Reproduce word for word the part of the OpenAFS fileserver post that begins at "Today we had" and stops after "AFS client (1.1.1a).".

### Text
────────

[OpenAFS] mysterious afs fileserver issue

Nicholas Basila nbasila@bottlecapnotes.com
Wed, 24 Oct 2001 16:18:03 -0400


Hi,

    Today we had serious problem with our AFS cell. We're running
OpenAFS 1.1.1a on three sun E220s (all running Solaris 7, 64 bit). We
have several sparc boxes (all Ultra 10) running the AFS client (1.1.1a).
For the last couple of days, they've been experiencing high loads ...
init is taking more processor time than normal. We were in the process
of tracking down the problem when suddenly, one of our three AFS servers
(the control server, actually) had a fileserver process using about 97%
of the cpu. The load jumped up rather high. We don't have many users on
that server, maybe 20. I tried to restart the bos server and all the
other servers on it, but it would hang trying to stop it. I ended up
doing a shutdown -i6, but that also hung (trying to stop AFS, I would
imagine). I ended up sending it into PROM from the serial console and
synched and rebooted. The server is fine now (after it ran a salvage
operation on its AFS partition), and the clients don't seem to be
experiencing quite the load they were before. I didn't see anything
noticeable in any of the AFS or system logs. Has anyone experienced
anything like this?

Thanks,

Nicholas

────────

### Data entries

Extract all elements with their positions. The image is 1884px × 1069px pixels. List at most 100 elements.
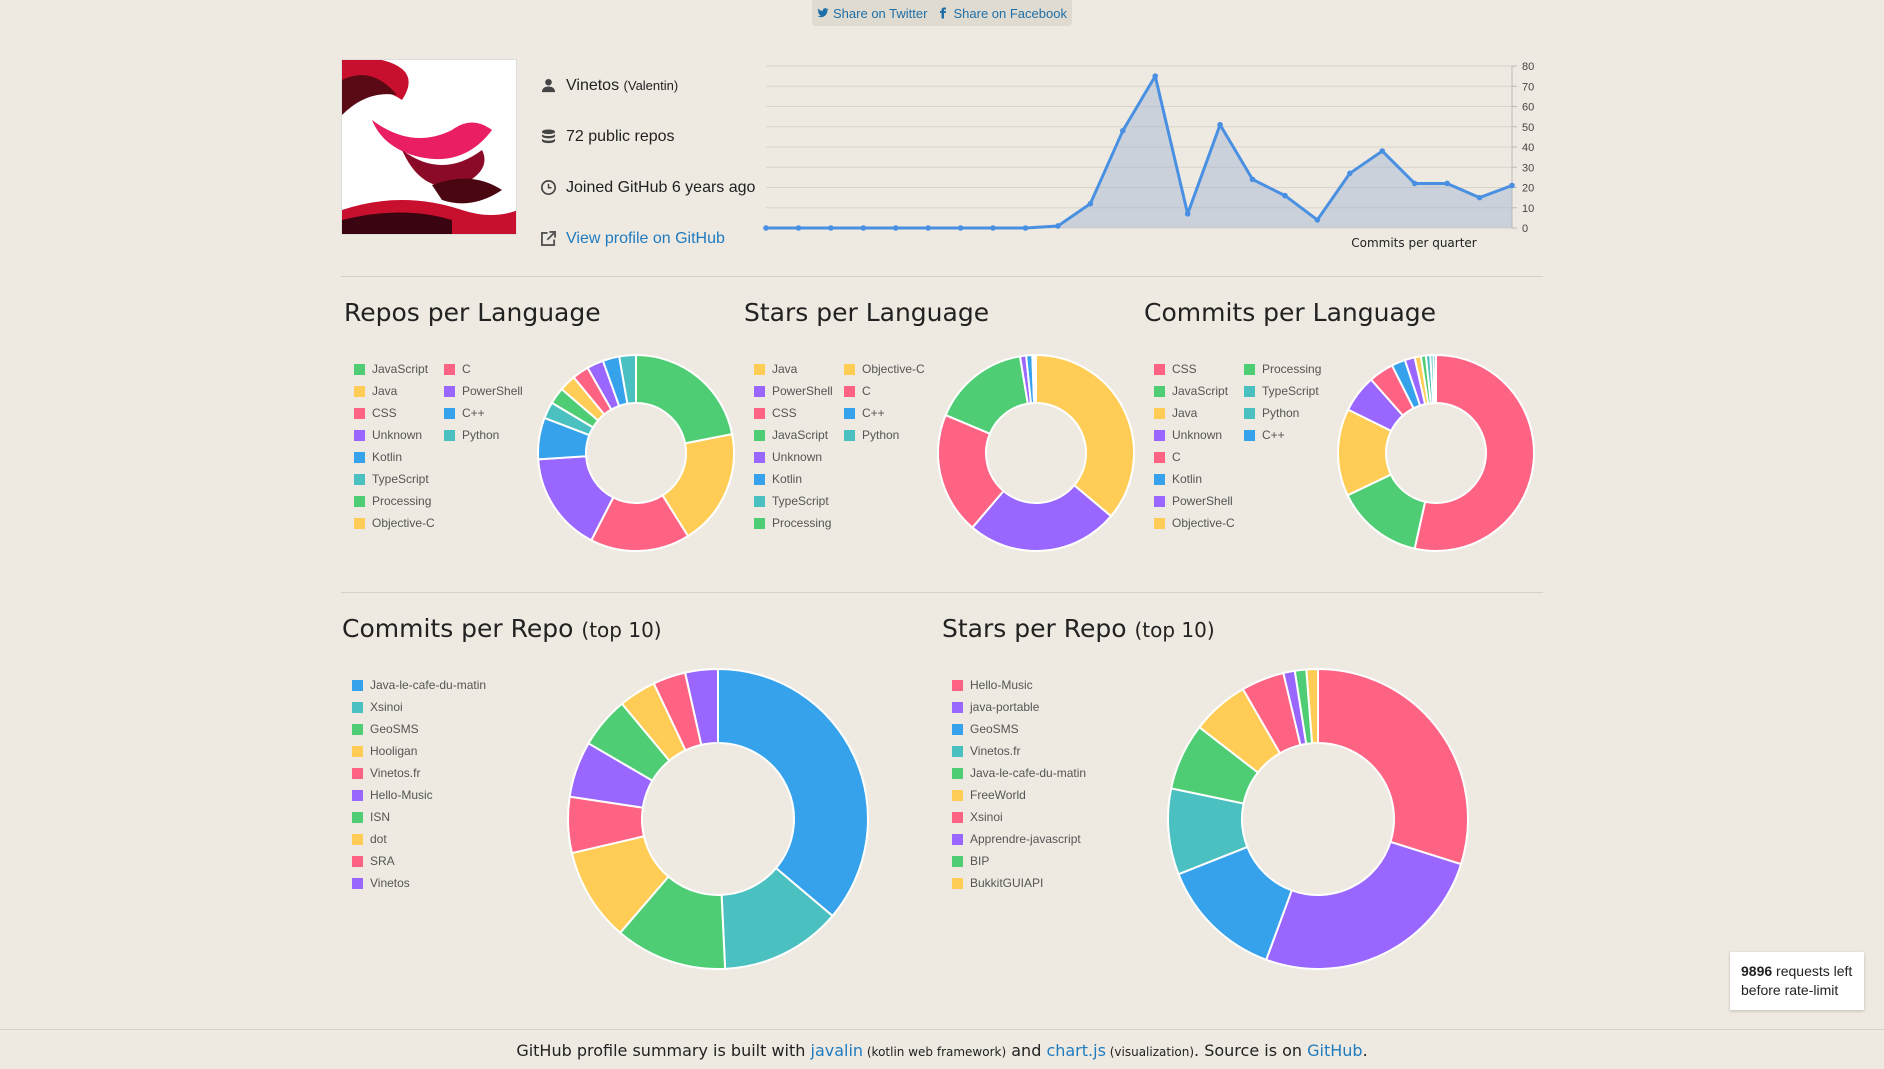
data-point[interactable] (1087, 200, 1094, 207)
data-point[interactable] (1476, 194, 1483, 201)
data-point[interactable] (1152, 73, 1159, 79)
data-point[interactable] (990, 225, 996, 231)
data-point[interactable] (957, 225, 964, 231)
legend-label: JavaScript (372, 362, 429, 376)
legend-item[interactable]: Apprendre-javascript (952, 828, 1086, 850)
chartjs-link[interactable]: chart.js (1046, 1041, 1105, 1060)
legend-item[interactable]: Xsinoi (952, 806, 1086, 828)
slice-java-portable[interactable] (1264, 840, 1463, 970)
data-point[interactable] (763, 225, 769, 231)
legend-item[interactable]: C (1154, 446, 1244, 468)
legend-item[interactable]: Hooligan (352, 740, 486, 762)
data-point[interactable] (1347, 170, 1353, 177)
footer-text: and (1006, 1041, 1047, 1060)
legend-item[interactable]: GeoSMS (352, 718, 486, 740)
legend-item[interactable]: Processing (754, 512, 844, 534)
slice-python[interactable] (1034, 353, 1037, 405)
legend-item[interactable]: java-portable (952, 696, 1086, 718)
data-point[interactable] (1379, 148, 1386, 154)
legend-item[interactable]: Processing (354, 490, 444, 512)
slice-java-le-cafe-du-matin[interactable] (717, 667, 869, 918)
legend-item[interactable]: ISN (352, 806, 486, 828)
data-point[interactable] (1282, 192, 1288, 199)
legend-item[interactable]: Unknown (754, 446, 844, 468)
data-point[interactable] (1217, 121, 1223, 128)
legend-item[interactable]: CSS (354, 402, 444, 424)
data-point[interactable] (1509, 182, 1515, 189)
slice-java[interactable] (1035, 353, 1135, 518)
legend-item[interactable]: BIP (952, 850, 1086, 872)
javalin-link[interactable]: javalin (811, 1041, 864, 1060)
data-point[interactable] (1055, 223, 1061, 229)
legend-item[interactable]: Java (754, 358, 844, 380)
legend-item[interactable]: Objective-C (844, 358, 934, 380)
legend-item[interactable]: TypeScript (354, 468, 444, 490)
data-point[interactable] (1119, 128, 1126, 134)
legend-item[interactable]: CSS (1154, 358, 1244, 380)
data-point[interactable] (1022, 225, 1029, 231)
legend-item[interactable]: TypeScript (754, 490, 844, 512)
legend-item[interactable]: PowerShell (444, 380, 534, 402)
legend-item[interactable]: Java (1154, 402, 1244, 424)
share-twitter-link[interactable]: Share on Twitter (817, 6, 927, 21)
legend-item[interactable]: Vinetos (352, 872, 486, 894)
realname: (Valentin) (623, 78, 679, 93)
slice-hello-music[interactable] (1317, 667, 1469, 866)
legend-swatch (352, 767, 363, 779)
legend-item[interactable]: Unknown (354, 424, 444, 446)
legend-item[interactable]: BukkitGUIAPI (952, 872, 1086, 894)
legend-item[interactable]: C++ (444, 402, 534, 424)
legend-item[interactable]: Java (354, 380, 444, 402)
legend-item[interactable]: Java-le-cafe-du-matin (352, 674, 486, 696)
data-point[interactable] (892, 225, 899, 231)
legend-item[interactable]: Hello-Music (352, 784, 486, 806)
legend-item[interactable]: Java-le-cafe-du-matin (952, 762, 1086, 784)
data-point[interactable] (795, 225, 802, 231)
legend-item[interactable]: Kotlin (1154, 468, 1244, 490)
github-source-link[interactable]: GitHub (1307, 1041, 1362, 1060)
legend-item[interactable]: Hello-Music (952, 674, 1086, 696)
legend-item[interactable]: C++ (844, 402, 934, 424)
legend-item[interactable]: C (444, 358, 534, 380)
legend-item[interactable]: Objective-C (1154, 512, 1244, 534)
slice-javascript[interactable] (635, 353, 734, 445)
legend-item[interactable]: C++ (1244, 424, 1334, 446)
legend-item[interactable]: JavaScript (1154, 380, 1244, 402)
legend-item[interactable]: JavaScript (354, 358, 444, 380)
data-point[interactable] (828, 225, 834, 231)
share-facebook-link[interactable]: Share on Facebook (937, 6, 1067, 21)
legend-item[interactable]: Python (844, 424, 934, 446)
data-point[interactable] (1249, 176, 1256, 183)
username-row: Vinetos (Valentin) (540, 60, 760, 111)
legend-item[interactable]: Vinetos.fr (952, 740, 1086, 762)
legend-item[interactable]: Python (1244, 402, 1334, 424)
data-point[interactable] (1314, 217, 1321, 223)
view-profile-link[interactable]: View profile on GitHub (566, 230, 725, 248)
data-point[interactable] (1444, 180, 1450, 187)
legend-swatch (952, 855, 963, 867)
data-point[interactable] (860, 225, 867, 231)
legend-item[interactable]: dot (352, 828, 486, 850)
legend-item[interactable]: JavaScript (754, 424, 844, 446)
legend-item[interactable]: Python (444, 424, 534, 446)
data-point[interactable] (925, 225, 931, 231)
legend-item[interactable]: GeoSMS (952, 718, 1086, 740)
legend-item[interactable]: Xsinoi (352, 696, 486, 718)
legend-item[interactable]: FreeWorld (952, 784, 1086, 806)
legend-item[interactable]: PowerShell (1154, 490, 1244, 512)
data-point[interactable] (1184, 211, 1191, 217)
legend-item[interactable]: PowerShell (754, 380, 844, 402)
legend-item[interactable]: TypeScript (1244, 380, 1334, 402)
legend-item[interactable]: Processing (1244, 358, 1334, 380)
data-point[interactable] (1411, 180, 1418, 187)
legend-item[interactable]: SRA (352, 850, 486, 872)
slice-c-[interactable] (1432, 353, 1437, 405)
legend-item[interactable]: Kotlin (754, 468, 844, 490)
legend-item[interactable]: Kotlin (354, 446, 444, 468)
legend-label: java-portable (970, 700, 1040, 714)
legend-item[interactable]: Vinetos.fr (352, 762, 486, 784)
legend-item[interactable]: CSS (754, 402, 844, 424)
legend-item[interactable]: Objective-C (354, 512, 444, 534)
legend-item[interactable]: C (844, 380, 934, 402)
legend-item[interactable]: Unknown (1154, 424, 1244, 446)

────────

### Output for this task
Today we had serious problem with our AFS cell. We're running
OpenAFS 1.1.1a on three sun E220s (all running Solaris 7, 64 bit). We
have several sparc boxes (all Ultra 10) running the AFS client (1.1.1a).